## Reto A
Reproduce sin cambios las filas que van desde la que contiene "node-tianyan (146, 212, 216, 282)" hasta la que contiene "squares-icon (171, 357, 190, 376)", ambas incluidas.

## Texto dado
Quien encubre su pecado jamás prospera; quien lo confiesa y lo deja, halla perdón. Proverbios 28:13, NVI
Cuenta un relato que cierto día el rey Federico Guillermo I de Prusia decidió visitar una de las prisiones de su reino, con el fin de saber cómo estaba funcionando. Parte de su inspección consistía en entrevistar a algunos de los prisioneros.
Al preguntar a los prisioneros las razones por las cuales estaban tras las rejas, uno culpó al juez por la sentencia que le dictó; otro se quejó de lo mal que sus abogados habían manejado el caso; y un tercero arremetió contra el jurado. Con diferentes argumentos, ninguno de los presos admitió haber cometido algún crimen.
Entonces le llegó el turno a un prisionero que estaba sentado en la esquina de su celda con la vista fija en el suelo.

## Filas del ejercicio
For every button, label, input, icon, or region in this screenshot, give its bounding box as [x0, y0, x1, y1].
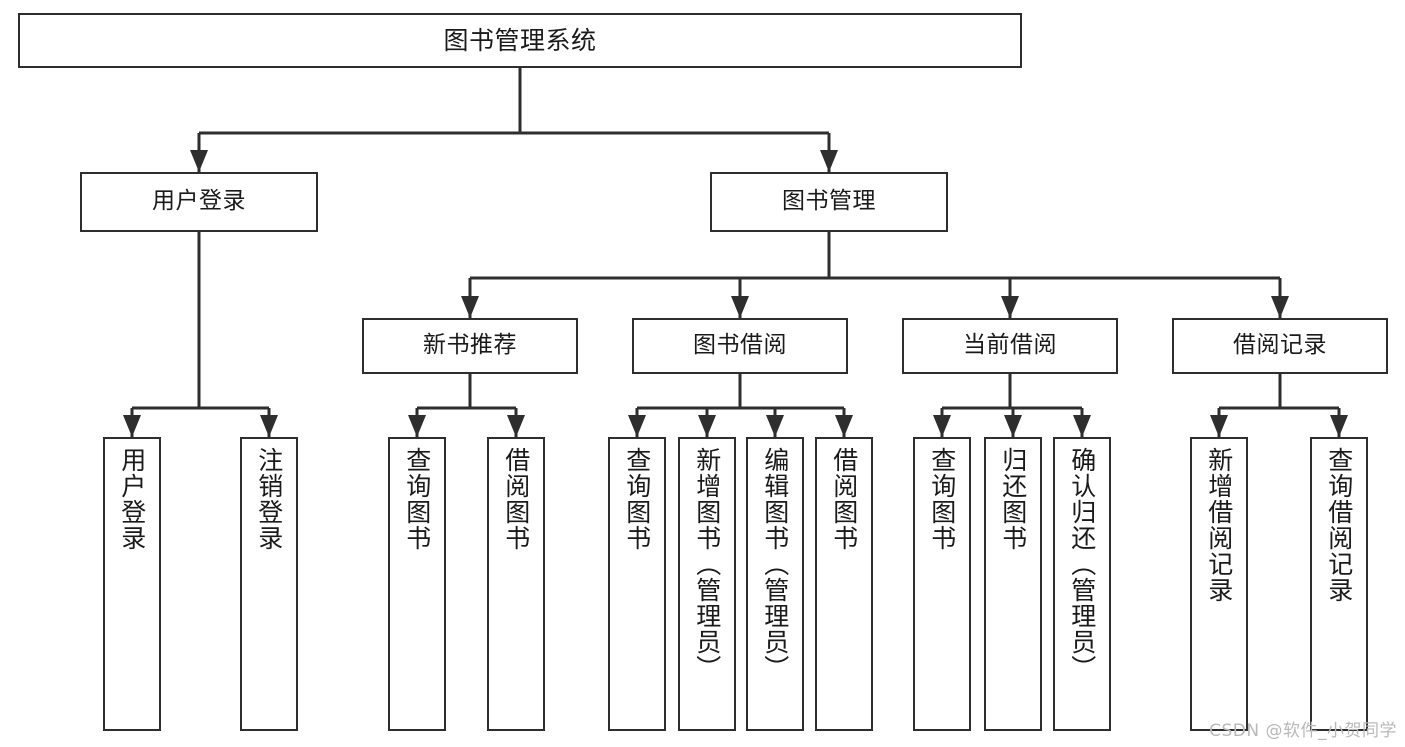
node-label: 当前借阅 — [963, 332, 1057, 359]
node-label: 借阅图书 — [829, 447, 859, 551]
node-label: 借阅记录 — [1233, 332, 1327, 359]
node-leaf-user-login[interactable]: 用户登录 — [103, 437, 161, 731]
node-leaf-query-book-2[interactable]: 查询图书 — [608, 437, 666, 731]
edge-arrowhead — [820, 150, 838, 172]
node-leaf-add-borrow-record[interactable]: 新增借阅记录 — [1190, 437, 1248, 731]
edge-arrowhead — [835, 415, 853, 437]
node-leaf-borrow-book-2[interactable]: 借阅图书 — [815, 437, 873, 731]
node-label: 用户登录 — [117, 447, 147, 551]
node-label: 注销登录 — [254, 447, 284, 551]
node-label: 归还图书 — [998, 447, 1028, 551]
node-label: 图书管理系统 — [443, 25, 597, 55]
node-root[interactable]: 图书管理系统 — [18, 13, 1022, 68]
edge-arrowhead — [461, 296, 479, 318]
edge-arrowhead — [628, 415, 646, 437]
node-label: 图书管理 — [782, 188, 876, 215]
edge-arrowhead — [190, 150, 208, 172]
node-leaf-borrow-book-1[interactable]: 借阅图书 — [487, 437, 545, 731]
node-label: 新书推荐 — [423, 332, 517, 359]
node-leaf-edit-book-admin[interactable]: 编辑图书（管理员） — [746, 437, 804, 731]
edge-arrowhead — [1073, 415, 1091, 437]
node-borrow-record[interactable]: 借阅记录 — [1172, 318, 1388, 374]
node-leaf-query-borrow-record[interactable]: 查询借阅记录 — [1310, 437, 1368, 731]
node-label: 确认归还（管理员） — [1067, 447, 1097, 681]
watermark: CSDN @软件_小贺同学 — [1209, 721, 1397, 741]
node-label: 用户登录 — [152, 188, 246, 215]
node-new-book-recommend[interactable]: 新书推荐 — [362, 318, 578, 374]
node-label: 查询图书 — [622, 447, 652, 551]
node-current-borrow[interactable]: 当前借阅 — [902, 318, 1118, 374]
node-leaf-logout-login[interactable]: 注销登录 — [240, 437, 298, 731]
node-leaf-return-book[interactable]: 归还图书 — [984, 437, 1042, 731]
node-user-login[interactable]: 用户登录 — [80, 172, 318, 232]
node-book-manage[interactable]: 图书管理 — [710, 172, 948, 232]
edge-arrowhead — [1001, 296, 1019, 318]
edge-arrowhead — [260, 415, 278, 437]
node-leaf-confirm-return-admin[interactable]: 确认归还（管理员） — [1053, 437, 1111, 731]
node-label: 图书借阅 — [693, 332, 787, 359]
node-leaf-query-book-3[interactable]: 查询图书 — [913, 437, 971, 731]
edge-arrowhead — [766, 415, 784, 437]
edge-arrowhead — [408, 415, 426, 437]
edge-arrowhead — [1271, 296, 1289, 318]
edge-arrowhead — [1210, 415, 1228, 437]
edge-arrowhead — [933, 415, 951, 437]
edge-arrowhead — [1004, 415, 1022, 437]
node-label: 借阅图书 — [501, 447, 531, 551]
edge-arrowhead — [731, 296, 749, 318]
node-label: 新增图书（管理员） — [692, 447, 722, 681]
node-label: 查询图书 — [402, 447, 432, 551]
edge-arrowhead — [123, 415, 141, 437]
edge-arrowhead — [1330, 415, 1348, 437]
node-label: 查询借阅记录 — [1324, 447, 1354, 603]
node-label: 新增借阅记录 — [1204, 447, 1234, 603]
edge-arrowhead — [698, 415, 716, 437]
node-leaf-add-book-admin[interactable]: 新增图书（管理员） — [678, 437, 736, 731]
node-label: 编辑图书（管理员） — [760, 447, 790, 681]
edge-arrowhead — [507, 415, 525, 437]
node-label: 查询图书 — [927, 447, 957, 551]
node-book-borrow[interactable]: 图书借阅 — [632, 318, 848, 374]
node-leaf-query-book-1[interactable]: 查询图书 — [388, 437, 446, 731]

--

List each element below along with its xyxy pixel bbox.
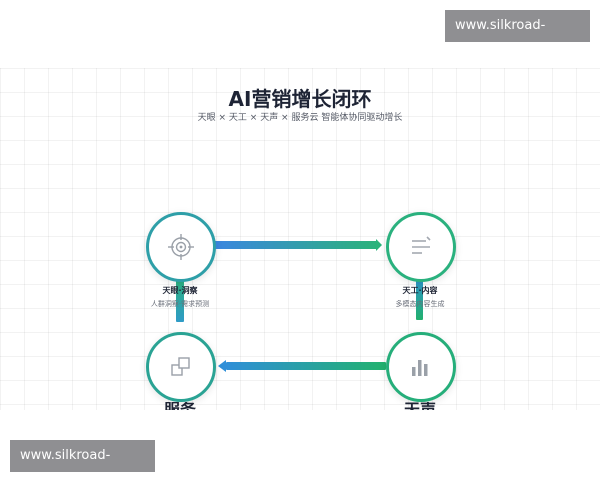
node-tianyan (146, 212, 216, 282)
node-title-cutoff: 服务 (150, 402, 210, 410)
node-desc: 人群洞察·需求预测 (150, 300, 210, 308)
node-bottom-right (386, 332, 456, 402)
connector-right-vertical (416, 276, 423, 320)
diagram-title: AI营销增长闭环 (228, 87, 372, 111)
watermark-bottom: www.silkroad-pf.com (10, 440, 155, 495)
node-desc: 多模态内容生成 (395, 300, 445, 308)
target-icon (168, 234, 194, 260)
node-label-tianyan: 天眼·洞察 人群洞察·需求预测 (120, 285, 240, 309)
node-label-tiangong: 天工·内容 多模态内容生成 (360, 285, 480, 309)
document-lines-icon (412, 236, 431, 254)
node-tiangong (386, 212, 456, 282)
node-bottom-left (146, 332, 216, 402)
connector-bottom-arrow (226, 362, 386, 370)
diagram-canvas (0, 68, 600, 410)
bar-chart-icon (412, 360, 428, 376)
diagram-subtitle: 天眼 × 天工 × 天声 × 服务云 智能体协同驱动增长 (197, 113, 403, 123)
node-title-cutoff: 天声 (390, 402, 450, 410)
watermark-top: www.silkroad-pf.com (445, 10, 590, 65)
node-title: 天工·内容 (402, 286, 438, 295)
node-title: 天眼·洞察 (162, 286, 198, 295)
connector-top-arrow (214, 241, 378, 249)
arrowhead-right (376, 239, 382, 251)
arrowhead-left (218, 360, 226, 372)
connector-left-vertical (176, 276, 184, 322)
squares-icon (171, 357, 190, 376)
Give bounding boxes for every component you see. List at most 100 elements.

## Reto B
Duplica sin cambios el texto completo sobre los prisioneros del rey de Prusia.

## Respuesta correcta A
node-tianyan (146, 212, 216, 282)
node-title-cutoff: 服务 (150, 402, 210, 410)
node-desc: 人群洞察·需求预测 (150, 300, 210, 308)
node-bottom-right (386, 332, 456, 402)
connector-right-vertical (416, 276, 423, 320)
diagram-title: AI营销增长闭环 (228, 87, 372, 111)
watermark-bottom: www.silkroad-pf.com (10, 440, 155, 495)
node-desc: 多模态内容生成 (395, 300, 445, 308)
target-icon (168, 234, 194, 260)
node-label-tianyan: 天眼·洞察 人群洞察·需求预测 (120, 285, 240, 309)
node-label-tiangong: 天工·内容 多模态内容生成 (360, 285, 480, 309)
document-lines-icon (412, 236, 431, 254)
node-tiangong (386, 212, 456, 282)
node-bottom-left (146, 332, 216, 402)
connector-bottom-arrow (226, 362, 386, 370)
diagram-canvas (0, 68, 600, 410)
bar-chart-icon (412, 360, 428, 376)
diagram-subtitle: 天眼 × 天工 × 天声 × 服务云 智能体协同驱动增长 (197, 113, 403, 123)
node-title-cutoff: 天声 (390, 402, 450, 410)
watermark-top: www.silkroad-pf.com (445, 10, 590, 65)
node-title: 天工·内容 (402, 286, 438, 295)
node-title: 天眼·洞察 (162, 286, 198, 295)
connector-top-arrow (214, 241, 378, 249)
arrowhead-right (376, 239, 382, 251)
arrowhead-left (218, 360, 226, 372)
connector-left-vertical (176, 276, 184, 322)
squares-icon (171, 357, 190, 376)

## Respuesta correcta B
Quien encubre su pecado jamás prospera; quien lo confiesa y lo deja, halla perdón. Proverbios 28:13, NVI
Cuenta un relato que cierto día el rey Federico Guillermo I de Prusia decidió visitar una de las prisiones de su reino, con el fin de saber cómo estaba funcionando. Parte de su inspección consistía en entrevistar a algunos de los prisioneros.
Al preguntar a los prisioneros las razones por las cuales estaban tras las rejas, uno culpó al juez por la sentencia que le dictó; otro se quejó de lo mal que sus abogados habían manejado el caso; y un tercero arremetió contra el jurado. Con diferentes argumentos, ninguno de los presos admitió haber cometido algún crimen.
Entonces le llegó el turno a un prisionero que estaba sentado en la esquina de su celda con la vista fija en el suelo.